Short problem:
Copy out all of the material below, replacing every "data-label" with "value-label" and leaving everything else unchanged.

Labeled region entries
____________________
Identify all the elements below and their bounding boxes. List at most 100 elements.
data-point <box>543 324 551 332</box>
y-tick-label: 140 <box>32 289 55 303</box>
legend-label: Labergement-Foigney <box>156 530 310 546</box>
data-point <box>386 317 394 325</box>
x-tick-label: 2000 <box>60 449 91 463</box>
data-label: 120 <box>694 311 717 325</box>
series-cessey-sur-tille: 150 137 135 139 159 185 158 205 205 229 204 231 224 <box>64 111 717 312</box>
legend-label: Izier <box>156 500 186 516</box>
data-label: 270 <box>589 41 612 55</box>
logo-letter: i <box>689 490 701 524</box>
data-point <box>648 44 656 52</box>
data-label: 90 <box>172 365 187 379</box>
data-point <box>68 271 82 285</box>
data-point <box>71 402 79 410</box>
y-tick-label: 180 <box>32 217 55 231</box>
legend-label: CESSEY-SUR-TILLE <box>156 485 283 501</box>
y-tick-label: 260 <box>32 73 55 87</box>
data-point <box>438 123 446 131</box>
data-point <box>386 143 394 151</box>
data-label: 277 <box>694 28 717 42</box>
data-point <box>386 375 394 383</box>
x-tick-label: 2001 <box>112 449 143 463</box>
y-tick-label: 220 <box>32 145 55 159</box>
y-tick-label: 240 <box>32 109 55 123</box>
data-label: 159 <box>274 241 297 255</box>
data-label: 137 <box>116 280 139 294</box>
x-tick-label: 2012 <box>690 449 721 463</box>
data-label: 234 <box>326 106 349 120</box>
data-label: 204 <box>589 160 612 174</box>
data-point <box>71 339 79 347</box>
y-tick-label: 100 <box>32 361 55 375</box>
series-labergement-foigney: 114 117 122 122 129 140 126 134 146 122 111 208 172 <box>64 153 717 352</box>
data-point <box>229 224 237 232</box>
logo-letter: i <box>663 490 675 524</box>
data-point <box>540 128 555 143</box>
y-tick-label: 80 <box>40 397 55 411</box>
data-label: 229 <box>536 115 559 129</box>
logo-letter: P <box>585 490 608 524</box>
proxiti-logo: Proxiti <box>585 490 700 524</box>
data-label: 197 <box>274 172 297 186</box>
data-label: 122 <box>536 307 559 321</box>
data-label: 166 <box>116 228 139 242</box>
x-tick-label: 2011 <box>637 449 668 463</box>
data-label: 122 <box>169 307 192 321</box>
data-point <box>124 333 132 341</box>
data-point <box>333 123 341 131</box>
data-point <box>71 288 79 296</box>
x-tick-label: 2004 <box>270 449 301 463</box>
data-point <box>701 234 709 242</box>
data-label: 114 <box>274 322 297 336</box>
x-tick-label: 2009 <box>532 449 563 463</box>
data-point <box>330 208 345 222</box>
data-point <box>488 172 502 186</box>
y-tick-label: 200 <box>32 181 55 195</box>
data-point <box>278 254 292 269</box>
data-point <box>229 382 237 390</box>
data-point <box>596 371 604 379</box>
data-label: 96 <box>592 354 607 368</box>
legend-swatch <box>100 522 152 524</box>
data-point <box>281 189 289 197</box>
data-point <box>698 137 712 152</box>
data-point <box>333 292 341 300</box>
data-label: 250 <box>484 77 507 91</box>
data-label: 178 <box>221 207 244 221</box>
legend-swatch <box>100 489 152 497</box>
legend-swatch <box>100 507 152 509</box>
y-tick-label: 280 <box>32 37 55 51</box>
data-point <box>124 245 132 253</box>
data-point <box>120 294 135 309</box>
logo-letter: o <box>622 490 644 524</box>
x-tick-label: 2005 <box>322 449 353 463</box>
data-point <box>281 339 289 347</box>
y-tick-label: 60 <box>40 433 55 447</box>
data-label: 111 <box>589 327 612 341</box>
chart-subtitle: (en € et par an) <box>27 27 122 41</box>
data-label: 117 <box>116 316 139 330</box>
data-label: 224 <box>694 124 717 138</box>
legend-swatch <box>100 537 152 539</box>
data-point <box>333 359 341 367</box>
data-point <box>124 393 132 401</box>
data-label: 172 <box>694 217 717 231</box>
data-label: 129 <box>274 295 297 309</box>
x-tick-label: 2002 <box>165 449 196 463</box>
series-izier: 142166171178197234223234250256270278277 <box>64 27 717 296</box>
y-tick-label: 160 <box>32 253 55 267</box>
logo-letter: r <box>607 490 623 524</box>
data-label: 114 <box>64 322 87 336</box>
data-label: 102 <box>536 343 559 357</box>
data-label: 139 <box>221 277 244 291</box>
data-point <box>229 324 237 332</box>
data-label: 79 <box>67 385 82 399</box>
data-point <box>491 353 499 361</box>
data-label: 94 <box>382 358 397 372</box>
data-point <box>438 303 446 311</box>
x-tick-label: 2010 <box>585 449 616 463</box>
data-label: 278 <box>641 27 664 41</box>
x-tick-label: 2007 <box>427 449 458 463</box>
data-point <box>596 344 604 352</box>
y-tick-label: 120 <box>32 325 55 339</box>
____________________
Result:
Identify all the elements below and their bounding boxes. List at most 100 elements.
data-point <box>543 324 551 332</box>
y-tick-label: 140 <box>32 289 55 303</box>
legend-label: Labergement-Foigney <box>156 530 310 546</box>
data-point <box>386 317 394 325</box>
x-tick-label: 2000 <box>60 449 91 463</box>
value-label: 120 <box>694 311 717 325</box>
series-cessey-sur-tille: 150 137 135 139 159 185 158 205 205 229 204 231 224 <box>64 111 717 312</box>
legend-label: Izier <box>156 500 186 516</box>
value-label: 270 <box>589 41 612 55</box>
logo-letter: i <box>689 490 701 524</box>
data-point <box>648 44 656 52</box>
value-label: 90 <box>172 365 187 379</box>
data-point <box>68 271 82 285</box>
data-point <box>71 402 79 410</box>
y-tick-label: 180 <box>32 217 55 231</box>
legend-label: CESSEY-SUR-TILLE <box>156 485 283 501</box>
y-tick-label: 260 <box>32 73 55 87</box>
data-point <box>438 123 446 131</box>
data-point <box>386 143 394 151</box>
value-label: 277 <box>694 28 717 42</box>
data-point <box>386 375 394 383</box>
x-tick-label: 2001 <box>112 449 143 463</box>
y-tick-label: 220 <box>32 145 55 159</box>
y-tick-label: 240 <box>32 109 55 123</box>
value-label: 159 <box>274 241 297 255</box>
value-label: 137 <box>116 280 139 294</box>
x-tick-label: 2012 <box>690 449 721 463</box>
value-label: 234 <box>326 106 349 120</box>
value-label: 204 <box>589 160 612 174</box>
data-point <box>71 339 79 347</box>
y-tick-label: 100 <box>32 361 55 375</box>
series-labergement-foigney: 114 117 122 122 129 140 126 134 146 122 111 208 172 <box>64 153 717 352</box>
data-point <box>229 224 237 232</box>
logo-letter: i <box>663 490 675 524</box>
data-point <box>540 128 555 143</box>
y-tick-label: 80 <box>40 397 55 411</box>
value-label: 229 <box>536 115 559 129</box>
logo-letter: P <box>585 490 608 524</box>
proxiti-logo: Proxiti <box>585 490 700 524</box>
value-label: 197 <box>274 172 297 186</box>
value-label: 122 <box>536 307 559 321</box>
value-label: 166 <box>116 228 139 242</box>
x-tick-label: 2011 <box>637 449 668 463</box>
value-label: 122 <box>169 307 192 321</box>
data-point <box>124 333 132 341</box>
data-point <box>333 123 341 131</box>
data-point <box>71 288 79 296</box>
x-tick-label: 2004 <box>270 449 301 463</box>
data-point <box>701 234 709 242</box>
value-label: 114 <box>274 322 297 336</box>
x-tick-label: 2009 <box>532 449 563 463</box>
data-point <box>330 208 345 222</box>
data-point <box>488 172 502 186</box>
y-tick-label: 200 <box>32 181 55 195</box>
data-point <box>278 254 292 269</box>
data-point <box>229 382 237 390</box>
data-point <box>596 371 604 379</box>
value-label: 96 <box>592 354 607 368</box>
legend-swatch <box>100 522 152 524</box>
data-point <box>281 189 289 197</box>
data-point <box>698 137 712 152</box>
data-point <box>333 292 341 300</box>
value-label: 250 <box>484 77 507 91</box>
value-label: 178 <box>221 207 244 221</box>
legend-swatch <box>100 489 152 497</box>
legend-swatch <box>100 507 152 509</box>
y-tick-label: 280 <box>32 37 55 51</box>
data-point <box>124 245 132 253</box>
data-point <box>120 294 135 309</box>
logo-letter: o <box>622 490 644 524</box>
x-tick-label: 2005 <box>322 449 353 463</box>
data-point <box>281 339 289 347</box>
y-tick-label: 60 <box>40 433 55 447</box>
value-label: 111 <box>589 327 612 341</box>
chart-subtitle: (en € et par an) <box>27 27 122 41</box>
value-label: 117 <box>116 316 139 330</box>
value-label: 224 <box>694 124 717 138</box>
legend-swatch <box>100 537 152 539</box>
data-point <box>333 359 341 367</box>
data-point <box>124 393 132 401</box>
value-label: 172 <box>694 217 717 231</box>
value-label: 129 <box>274 295 297 309</box>
x-tick-label: 2002 <box>165 449 196 463</box>
series-izier: 142166171178197234223234250256270278277 <box>64 27 717 296</box>
y-tick-label: 160 <box>32 253 55 267</box>
logo-letter: r <box>607 490 623 524</box>
value-label: 114 <box>64 322 87 336</box>
value-label: 102 <box>536 343 559 357</box>
value-label: 139 <box>221 277 244 291</box>
data-point <box>229 324 237 332</box>
value-label: 79 <box>67 385 82 399</box>
data-point <box>491 353 499 361</box>
value-label: 94 <box>382 358 397 372</box>
data-point <box>438 303 446 311</box>
x-tick-label: 2010 <box>585 449 616 463</box>
value-label: 278 <box>641 27 664 41</box>
x-tick-label: 2007 <box>427 449 458 463</box>
data-point <box>596 344 604 352</box>
y-tick-label: 120 <box>32 325 55 339</box>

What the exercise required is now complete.